- **OBJECTIVE**
Return each line holding the string "icon".

- **MATERIAL SUPPLIED**
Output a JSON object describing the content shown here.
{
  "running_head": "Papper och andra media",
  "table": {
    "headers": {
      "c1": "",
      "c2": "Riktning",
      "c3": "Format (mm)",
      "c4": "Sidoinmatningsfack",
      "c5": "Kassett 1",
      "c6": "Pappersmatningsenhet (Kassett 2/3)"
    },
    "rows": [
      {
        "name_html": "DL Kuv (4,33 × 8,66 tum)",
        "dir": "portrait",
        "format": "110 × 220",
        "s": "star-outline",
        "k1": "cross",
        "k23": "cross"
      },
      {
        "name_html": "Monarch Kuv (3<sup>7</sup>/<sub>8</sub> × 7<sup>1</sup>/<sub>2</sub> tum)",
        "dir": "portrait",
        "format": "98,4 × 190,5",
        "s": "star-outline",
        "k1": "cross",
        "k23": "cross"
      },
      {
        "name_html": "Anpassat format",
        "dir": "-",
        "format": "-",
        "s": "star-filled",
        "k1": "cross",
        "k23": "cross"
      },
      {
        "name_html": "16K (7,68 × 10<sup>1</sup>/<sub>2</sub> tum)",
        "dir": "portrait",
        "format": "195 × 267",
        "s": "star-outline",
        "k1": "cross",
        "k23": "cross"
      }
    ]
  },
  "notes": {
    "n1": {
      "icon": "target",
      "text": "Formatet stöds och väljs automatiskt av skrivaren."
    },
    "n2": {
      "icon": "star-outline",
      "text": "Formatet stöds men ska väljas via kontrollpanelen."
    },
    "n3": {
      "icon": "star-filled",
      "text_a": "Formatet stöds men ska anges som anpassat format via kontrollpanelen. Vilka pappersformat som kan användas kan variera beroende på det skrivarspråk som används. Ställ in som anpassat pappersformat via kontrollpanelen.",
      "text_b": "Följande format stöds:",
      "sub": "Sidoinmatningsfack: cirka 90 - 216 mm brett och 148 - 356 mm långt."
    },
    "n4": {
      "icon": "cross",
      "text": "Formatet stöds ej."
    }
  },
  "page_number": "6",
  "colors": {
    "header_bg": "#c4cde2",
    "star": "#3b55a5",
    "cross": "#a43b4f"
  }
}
---
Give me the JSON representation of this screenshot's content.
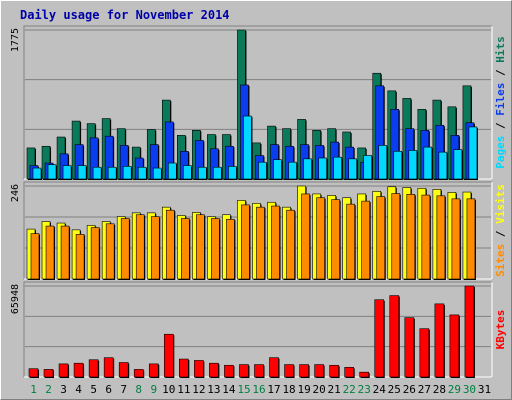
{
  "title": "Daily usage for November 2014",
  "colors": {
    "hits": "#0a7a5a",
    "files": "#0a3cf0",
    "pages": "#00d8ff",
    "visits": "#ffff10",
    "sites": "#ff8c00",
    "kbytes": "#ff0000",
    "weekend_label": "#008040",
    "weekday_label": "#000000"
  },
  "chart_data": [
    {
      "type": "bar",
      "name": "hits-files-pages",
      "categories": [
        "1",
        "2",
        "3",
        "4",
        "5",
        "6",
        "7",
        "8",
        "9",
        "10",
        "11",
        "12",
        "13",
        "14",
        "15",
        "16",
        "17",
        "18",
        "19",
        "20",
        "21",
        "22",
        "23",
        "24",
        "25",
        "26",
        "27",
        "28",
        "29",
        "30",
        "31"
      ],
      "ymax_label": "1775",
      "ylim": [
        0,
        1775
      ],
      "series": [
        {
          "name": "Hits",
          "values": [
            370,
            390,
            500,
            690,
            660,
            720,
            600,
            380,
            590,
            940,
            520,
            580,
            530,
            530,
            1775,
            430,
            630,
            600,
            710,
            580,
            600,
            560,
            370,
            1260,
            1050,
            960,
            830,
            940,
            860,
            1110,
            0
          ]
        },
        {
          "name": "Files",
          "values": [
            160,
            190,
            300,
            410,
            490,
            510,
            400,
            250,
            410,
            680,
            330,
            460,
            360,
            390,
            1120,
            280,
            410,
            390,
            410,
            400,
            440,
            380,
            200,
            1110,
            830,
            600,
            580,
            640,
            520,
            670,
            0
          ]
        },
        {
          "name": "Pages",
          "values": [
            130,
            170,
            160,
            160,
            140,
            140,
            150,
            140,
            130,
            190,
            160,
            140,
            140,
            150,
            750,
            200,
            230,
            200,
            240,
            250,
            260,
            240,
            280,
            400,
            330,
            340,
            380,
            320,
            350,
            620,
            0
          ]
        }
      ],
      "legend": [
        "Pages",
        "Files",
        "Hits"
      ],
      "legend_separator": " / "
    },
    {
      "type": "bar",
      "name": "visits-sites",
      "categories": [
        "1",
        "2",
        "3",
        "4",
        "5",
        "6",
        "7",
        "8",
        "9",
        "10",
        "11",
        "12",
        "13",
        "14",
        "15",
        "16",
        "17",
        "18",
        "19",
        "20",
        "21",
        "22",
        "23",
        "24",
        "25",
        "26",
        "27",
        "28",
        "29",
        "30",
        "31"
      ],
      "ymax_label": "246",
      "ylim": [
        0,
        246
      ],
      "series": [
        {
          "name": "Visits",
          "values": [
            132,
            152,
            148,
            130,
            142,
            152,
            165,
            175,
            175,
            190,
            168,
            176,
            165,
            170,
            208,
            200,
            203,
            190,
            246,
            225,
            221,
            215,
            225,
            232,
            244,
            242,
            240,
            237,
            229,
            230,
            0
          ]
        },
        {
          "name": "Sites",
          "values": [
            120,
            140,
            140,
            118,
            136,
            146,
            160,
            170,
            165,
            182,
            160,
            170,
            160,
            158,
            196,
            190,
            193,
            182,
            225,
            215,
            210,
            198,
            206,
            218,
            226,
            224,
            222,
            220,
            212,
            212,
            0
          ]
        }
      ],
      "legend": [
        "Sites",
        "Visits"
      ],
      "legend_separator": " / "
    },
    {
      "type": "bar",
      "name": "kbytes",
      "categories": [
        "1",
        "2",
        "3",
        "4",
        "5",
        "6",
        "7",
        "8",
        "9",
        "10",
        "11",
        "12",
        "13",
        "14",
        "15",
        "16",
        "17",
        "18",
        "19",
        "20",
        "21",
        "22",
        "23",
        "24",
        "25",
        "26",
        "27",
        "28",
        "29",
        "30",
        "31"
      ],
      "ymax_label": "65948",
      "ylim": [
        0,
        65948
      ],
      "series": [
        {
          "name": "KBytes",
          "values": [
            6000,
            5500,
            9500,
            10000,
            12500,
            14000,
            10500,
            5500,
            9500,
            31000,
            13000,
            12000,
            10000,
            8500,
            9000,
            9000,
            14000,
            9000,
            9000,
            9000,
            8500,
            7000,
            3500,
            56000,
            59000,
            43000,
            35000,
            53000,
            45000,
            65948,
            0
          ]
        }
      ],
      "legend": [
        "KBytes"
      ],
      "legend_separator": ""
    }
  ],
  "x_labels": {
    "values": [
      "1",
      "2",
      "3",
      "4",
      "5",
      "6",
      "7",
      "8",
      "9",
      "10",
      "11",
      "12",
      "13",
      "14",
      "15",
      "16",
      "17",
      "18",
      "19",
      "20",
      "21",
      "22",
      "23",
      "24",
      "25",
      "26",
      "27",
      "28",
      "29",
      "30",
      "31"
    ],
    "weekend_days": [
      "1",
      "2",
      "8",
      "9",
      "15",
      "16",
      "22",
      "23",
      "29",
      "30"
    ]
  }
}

- **ANSWER BELOW**
      "icon": "target",
      "icon": "star-outline",
      "icon": "star-filled",
      "icon": "cross",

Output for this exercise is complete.